What is asked: Your task is to filter the data below down to the lines holding "Ironborn".

Dataset records:
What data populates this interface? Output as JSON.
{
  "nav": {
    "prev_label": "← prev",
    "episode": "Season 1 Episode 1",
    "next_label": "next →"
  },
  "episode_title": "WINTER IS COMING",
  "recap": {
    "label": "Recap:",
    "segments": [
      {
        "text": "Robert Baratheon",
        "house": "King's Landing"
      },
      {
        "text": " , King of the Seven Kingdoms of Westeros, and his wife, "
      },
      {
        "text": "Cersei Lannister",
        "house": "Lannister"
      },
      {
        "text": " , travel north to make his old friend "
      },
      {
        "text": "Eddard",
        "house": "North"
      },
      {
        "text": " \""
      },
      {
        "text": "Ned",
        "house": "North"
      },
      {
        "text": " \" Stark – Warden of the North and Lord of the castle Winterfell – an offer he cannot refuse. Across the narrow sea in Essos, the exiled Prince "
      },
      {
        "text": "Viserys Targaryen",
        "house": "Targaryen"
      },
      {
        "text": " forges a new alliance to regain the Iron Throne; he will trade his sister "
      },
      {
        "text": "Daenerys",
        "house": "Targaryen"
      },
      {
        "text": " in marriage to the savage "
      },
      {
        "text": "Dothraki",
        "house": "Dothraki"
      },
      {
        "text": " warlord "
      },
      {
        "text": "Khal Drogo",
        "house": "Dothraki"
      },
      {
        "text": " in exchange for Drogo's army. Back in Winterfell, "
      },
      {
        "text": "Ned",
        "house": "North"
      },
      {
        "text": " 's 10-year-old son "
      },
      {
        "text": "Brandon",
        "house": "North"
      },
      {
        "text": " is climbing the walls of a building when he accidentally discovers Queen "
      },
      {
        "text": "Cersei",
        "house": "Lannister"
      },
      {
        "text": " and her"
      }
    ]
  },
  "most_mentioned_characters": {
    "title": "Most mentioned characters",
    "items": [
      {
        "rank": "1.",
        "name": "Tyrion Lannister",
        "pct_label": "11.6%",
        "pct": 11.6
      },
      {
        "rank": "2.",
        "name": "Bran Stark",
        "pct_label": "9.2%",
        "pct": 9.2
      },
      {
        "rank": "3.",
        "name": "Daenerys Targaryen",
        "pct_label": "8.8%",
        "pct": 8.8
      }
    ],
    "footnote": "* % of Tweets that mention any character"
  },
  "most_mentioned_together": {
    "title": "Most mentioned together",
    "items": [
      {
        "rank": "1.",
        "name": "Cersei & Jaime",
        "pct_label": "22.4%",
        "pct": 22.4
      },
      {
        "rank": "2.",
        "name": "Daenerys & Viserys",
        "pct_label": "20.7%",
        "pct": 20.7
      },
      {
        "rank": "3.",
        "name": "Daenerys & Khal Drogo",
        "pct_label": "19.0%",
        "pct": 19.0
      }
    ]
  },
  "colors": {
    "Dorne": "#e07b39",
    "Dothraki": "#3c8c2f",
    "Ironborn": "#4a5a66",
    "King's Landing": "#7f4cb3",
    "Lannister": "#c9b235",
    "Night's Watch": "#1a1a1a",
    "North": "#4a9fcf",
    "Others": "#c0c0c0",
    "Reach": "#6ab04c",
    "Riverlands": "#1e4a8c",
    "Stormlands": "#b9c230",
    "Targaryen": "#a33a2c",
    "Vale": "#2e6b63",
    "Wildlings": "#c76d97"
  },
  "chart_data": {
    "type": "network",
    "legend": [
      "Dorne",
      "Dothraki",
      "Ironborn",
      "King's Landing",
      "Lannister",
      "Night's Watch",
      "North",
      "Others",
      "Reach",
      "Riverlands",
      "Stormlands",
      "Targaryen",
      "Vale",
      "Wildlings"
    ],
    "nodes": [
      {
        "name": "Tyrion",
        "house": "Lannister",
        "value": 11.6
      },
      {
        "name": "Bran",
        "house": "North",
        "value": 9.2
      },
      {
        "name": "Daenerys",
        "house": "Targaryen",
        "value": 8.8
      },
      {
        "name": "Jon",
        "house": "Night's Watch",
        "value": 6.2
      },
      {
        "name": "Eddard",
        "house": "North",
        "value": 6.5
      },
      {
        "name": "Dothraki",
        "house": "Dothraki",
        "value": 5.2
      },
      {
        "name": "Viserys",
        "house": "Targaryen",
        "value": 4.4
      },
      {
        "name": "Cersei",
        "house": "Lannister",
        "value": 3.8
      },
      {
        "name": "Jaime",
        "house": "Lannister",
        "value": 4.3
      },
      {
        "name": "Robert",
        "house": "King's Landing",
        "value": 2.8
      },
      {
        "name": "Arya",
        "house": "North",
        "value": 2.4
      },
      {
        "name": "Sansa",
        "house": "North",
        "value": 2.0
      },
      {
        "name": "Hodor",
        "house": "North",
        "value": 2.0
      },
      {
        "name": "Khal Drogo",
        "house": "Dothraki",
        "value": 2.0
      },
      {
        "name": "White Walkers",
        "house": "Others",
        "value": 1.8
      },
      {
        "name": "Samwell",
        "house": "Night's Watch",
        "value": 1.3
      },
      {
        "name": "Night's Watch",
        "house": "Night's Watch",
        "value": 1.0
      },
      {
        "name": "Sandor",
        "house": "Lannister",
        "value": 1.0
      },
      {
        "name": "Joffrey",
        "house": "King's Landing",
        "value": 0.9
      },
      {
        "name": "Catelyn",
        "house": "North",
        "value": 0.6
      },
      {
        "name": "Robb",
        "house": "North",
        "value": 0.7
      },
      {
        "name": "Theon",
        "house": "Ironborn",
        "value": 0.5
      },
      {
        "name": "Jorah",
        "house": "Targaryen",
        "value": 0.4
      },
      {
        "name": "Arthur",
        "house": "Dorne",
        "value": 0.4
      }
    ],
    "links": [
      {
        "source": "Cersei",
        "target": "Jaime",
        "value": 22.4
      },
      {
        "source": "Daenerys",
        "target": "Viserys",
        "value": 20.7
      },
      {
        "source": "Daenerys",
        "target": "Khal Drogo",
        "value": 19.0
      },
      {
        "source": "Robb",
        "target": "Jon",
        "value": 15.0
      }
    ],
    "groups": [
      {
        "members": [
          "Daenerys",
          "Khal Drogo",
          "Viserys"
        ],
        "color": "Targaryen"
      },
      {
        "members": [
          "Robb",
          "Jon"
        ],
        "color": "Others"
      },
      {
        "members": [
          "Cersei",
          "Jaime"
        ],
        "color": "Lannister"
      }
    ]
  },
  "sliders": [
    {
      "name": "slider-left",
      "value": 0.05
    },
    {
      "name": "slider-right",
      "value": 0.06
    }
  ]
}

The result:
    "Ironborn": "#4a5a66",
      "Ironborn",
        "house": "Ironborn",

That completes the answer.